» **Set exercise**: Could every line of the data be printed exactly as it reads?

» **Records for processing**:
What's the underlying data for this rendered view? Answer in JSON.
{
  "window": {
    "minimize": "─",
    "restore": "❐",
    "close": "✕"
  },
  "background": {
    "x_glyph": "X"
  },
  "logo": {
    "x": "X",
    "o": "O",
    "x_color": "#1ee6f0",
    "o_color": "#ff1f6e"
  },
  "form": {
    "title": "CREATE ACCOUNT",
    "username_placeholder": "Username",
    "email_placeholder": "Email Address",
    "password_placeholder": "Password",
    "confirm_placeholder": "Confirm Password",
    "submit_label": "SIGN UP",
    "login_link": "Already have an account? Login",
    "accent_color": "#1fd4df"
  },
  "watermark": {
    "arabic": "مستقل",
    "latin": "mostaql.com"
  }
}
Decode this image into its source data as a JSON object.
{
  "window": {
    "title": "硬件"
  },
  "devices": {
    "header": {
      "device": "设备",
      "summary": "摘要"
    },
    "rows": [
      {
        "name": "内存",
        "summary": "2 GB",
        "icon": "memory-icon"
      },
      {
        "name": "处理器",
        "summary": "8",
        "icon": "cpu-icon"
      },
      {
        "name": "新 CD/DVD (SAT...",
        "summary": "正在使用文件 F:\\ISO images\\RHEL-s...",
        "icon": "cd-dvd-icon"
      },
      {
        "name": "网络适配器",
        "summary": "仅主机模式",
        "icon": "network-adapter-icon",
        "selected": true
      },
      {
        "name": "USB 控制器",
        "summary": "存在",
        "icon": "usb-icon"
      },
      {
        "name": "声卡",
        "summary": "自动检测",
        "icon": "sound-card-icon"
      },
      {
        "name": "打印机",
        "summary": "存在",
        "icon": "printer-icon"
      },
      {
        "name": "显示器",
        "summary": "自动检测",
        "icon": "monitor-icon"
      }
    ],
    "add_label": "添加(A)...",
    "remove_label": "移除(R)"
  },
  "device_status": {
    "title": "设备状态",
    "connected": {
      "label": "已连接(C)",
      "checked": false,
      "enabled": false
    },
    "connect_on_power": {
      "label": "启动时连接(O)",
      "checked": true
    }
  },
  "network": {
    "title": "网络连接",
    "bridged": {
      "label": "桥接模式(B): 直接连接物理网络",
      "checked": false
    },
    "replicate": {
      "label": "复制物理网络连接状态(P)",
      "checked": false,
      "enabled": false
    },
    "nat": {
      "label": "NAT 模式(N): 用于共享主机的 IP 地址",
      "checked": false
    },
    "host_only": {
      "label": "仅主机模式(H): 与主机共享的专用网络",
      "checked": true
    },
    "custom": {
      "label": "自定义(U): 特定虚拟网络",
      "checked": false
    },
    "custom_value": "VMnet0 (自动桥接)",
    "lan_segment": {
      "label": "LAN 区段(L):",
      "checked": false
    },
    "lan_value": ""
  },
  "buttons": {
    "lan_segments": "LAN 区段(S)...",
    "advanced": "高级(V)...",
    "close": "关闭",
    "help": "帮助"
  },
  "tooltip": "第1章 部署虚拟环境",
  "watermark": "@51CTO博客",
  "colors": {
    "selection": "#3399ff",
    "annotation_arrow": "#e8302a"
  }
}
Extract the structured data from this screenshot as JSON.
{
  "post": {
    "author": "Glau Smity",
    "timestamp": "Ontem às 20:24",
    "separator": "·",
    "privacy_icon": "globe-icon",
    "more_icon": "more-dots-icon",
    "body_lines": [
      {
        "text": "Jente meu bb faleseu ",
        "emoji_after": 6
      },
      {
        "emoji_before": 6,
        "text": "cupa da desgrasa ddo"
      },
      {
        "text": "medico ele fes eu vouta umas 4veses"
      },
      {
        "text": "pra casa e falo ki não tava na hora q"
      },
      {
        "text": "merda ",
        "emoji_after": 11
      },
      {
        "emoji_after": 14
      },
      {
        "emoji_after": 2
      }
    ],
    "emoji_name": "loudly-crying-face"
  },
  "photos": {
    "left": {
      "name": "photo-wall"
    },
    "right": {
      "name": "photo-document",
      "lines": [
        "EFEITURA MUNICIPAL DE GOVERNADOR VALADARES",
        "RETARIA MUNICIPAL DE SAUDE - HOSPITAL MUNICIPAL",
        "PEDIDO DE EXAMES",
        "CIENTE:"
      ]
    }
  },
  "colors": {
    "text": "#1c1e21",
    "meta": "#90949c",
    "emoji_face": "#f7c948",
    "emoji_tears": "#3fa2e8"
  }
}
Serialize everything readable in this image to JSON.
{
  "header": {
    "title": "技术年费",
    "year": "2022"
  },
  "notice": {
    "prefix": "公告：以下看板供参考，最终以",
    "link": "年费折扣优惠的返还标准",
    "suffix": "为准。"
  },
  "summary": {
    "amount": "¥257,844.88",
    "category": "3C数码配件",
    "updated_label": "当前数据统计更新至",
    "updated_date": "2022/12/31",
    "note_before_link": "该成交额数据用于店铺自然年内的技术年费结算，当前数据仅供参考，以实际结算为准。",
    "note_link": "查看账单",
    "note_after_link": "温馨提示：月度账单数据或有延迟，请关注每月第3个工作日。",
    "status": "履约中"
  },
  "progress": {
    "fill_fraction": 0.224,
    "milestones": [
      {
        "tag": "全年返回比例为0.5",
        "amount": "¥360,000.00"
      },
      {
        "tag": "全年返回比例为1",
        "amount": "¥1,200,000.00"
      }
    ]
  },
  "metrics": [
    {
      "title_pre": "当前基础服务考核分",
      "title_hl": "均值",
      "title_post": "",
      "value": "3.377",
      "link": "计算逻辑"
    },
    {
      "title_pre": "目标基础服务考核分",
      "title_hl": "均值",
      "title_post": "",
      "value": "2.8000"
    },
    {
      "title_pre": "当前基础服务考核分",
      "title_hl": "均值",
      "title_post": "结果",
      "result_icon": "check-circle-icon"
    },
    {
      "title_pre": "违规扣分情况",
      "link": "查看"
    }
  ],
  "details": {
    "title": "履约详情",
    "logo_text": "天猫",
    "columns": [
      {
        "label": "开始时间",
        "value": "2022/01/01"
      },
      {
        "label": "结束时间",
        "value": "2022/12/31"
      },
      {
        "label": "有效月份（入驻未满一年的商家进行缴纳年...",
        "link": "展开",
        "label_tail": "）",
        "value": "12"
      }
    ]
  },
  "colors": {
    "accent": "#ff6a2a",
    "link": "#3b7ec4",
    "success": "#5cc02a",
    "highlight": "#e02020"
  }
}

» **Response to the exercise**:
What's the underlying data for this rendered view? Answer in JSON.
{
  "window": {
    "minimize": "─",
    "restore": "❐",
    "close": "✕"
  },
  "background": {
    "x_glyph": "X"
  },
  "logo": {
    "x": "X",
    "o": "O",
    "x_color": "#1ee6f0",
    "o_color": "#ff1f6e"
  },
  "form": {
    "title": "CREATE ACCOUNT",
    "username_placeholder": "Username",
    "email_placeholder": "Email Address",
    "password_placeholder": "Password",
    "confirm_placeholder": "Confirm Password",
    "submit_label": "SIGN UP",
    "login_link": "Already have an account? Login",
    "accent_color": "#1fd4df"
  },
  "watermark": {
    "arabic": "مستقل",
    "latin": "mostaql.com"
  }
}
Decode this image into its source data as a JSON object.
{
  "window": {
    "title": "硬件"
  },
  "devices": {
    "header": {
      "device": "设备",
      "summary": "摘要"
    },
    "rows": [
      {
        "name": "内存",
        "summary": "2 GB",
        "icon": "memory-icon"
      },
      {
        "name": "处理器",
        "summary": "8",
        "icon": "cpu-icon"
      },
      {
        "name": "新 CD/DVD (SAT...",
        "summary": "正在使用文件 F:\\ISO images\\RHEL-s...",
        "icon": "cd-dvd-icon"
      },
      {
        "name": "网络适配器",
        "summary": "仅主机模式",
        "icon": "network-adapter-icon",
        "selected": true
      },
      {
        "name": "USB 控制器",
        "summary": "存在",
        "icon": "usb-icon"
      },
      {
        "name": "声卡",
        "summary": "自动检测",
        "icon": "sound-card-icon"
      },
      {
        "name": "打印机",
        "summary": "存在",
        "icon": "printer-icon"
      },
      {
        "name": "显示器",
        "summary": "自动检测",
        "icon": "monitor-icon"
      }
    ],
    "add_label": "添加(A)...",
    "remove_label": "移除(R)"
  },
  "device_status": {
    "title": "设备状态",
    "connected": {
      "label": "已连接(C)",
      "checked": false,
      "enabled": false
    },
    "connect_on_power": {
      "label": "启动时连接(O)",
      "checked": true
    }
  },
  "network": {
    "title": "网络连接",
    "bridged": {
      "label": "桥接模式(B): 直接连接物理网络",
      "checked": false
    },
    "replicate": {
      "label": "复制物理网络连接状态(P)",
      "checked": false,
      "enabled": false
    },
    "nat": {
      "label": "NAT 模式(N): 用于共享主机的 IP 地址",
      "checked": false
    },
    "host_only": {
      "label": "仅主机模式(H): 与主机共享的专用网络",
      "checked": true
    },
    "custom": {
      "label": "自定义(U): 特定虚拟网络",
      "checked": false
    },
    "custom_value": "VMnet0 (自动桥接)",
    "lan_segment": {
      "label": "LAN 区段(L):",
      "checked": false
    },
    "lan_value": ""
  },
  "buttons": {
    "lan_segments": "LAN 区段(S)...",
    "advanced": "高级(V)...",
    "close": "关闭",
    "help": "帮助"
  },
  "tooltip": "第1章 部署虚拟环境",
  "watermark": "@51CTO博客",
  "colors": {
    "selection": "#3399ff",
    "annotation_arrow": "#e8302a"
  }
}
Extract the structured data from this screenshot as JSON.
{
  "post": {
    "author": "Glau Smity",
    "timestamp": "Ontem às 20:24",
    "separator": "·",
    "privacy_icon": "globe-icon",
    "more_icon": "more-dots-icon",
    "body_lines": [
      {
        "text": "Jente meu bb faleseu ",
        "emoji_after": 6
      },
      {
        "emoji_before": 6,
        "text": "cupa da desgrasa ddo"
      },
      {
        "text": "medico ele fes eu vouta umas 4veses"
      },
      {
        "text": "pra casa e falo ki não tava na hora q"
      },
      {
        "text": "merda ",
        "emoji_after": 11
      },
      {
        "emoji_after": 14
      },
      {
        "emoji_after": 2
      }
    ],
    "emoji_name": "loudly-crying-face"
  },
  "photos": {
    "left": {
      "name": "photo-wall"
    },
    "right": {
      "name": "photo-document",
      "lines": [
        "EFEITURA MUNICIPAL DE GOVERNADOR VALADARES",
        "RETARIA MUNICIPAL DE SAUDE - HOSPITAL MUNICIPAL",
        "PEDIDO DE EXAMES",
        "CIENTE:"
      ]
    }
  },
  "colors": {
    "text": "#1c1e21",
    "meta": "#90949c",
    "emoji_face": "#f7c948",
    "emoji_tears": "#3fa2e8"
  }
}
Serialize everything readable in this image to JSON.
{
  "header": {
    "title": "技术年费",
    "year": "2022"
  },
  "notice": {
    "prefix": "公告：以下看板供参考，最终以",
    "link": "年费折扣优惠的返还标准",
    "suffix": "为准。"
  },
  "summary": {
    "amount": "¥257,844.88",
    "category": "3C数码配件",
    "updated_label": "当前数据统计更新至",
    "updated_date": "2022/12/31",
    "note_before_link": "该成交额数据用于店铺自然年内的技术年费结算，当前数据仅供参考，以实际结算为准。",
    "note_link": "查看账单",
    "note_after_link": "温馨提示：月度账单数据或有延迟，请关注每月第3个工作日。",
    "status": "履约中"
  },
  "progress": {
    "fill_fraction": 0.224,
    "milestones": [
      {
        "tag": "全年返回比例为0.5",
        "amount": "¥360,000.00"
      },
      {
        "tag": "全年返回比例为1",
        "amount": "¥1,200,000.00"
      }
    ]
  },
  "metrics": [
    {
      "title_pre": "当前基础服务考核分",
      "title_hl": "均值",
      "title_post": "",
      "value": "3.377",
      "link": "计算逻辑"
    },
    {
      "title_pre": "目标基础服务考核分",
      "title_hl": "均值",
      "title_post": "",
      "value": "2.8000"
    },
    {
      "title_pre": "当前基础服务考核分",
      "title_hl": "均值",
      "title_post": "结果",
      "result_icon": "check-circle-icon"
    },
    {
      "title_pre": "违规扣分情况",
      "link": "查看"
    }
  ],
  "details": {
    "title": "履约详情",
    "logo_text": "天猫",
    "columns": [
      {
        "label": "开始时间",
        "value": "2022/01/01"
      },
      {
        "label": "结束时间",
        "value": "2022/12/31"
      },
      {
        "label": "有效月份（入驻未满一年的商家进行缴纳年...",
        "link": "展开",
        "label_tail": "）",
        "value": "12"
      }
    ]
  },
  "colors": {
    "accent": "#ff6a2a",
    "link": "#3b7ec4",
    "success": "#5cc02a",
    "highlight": "#e02020"
  }
}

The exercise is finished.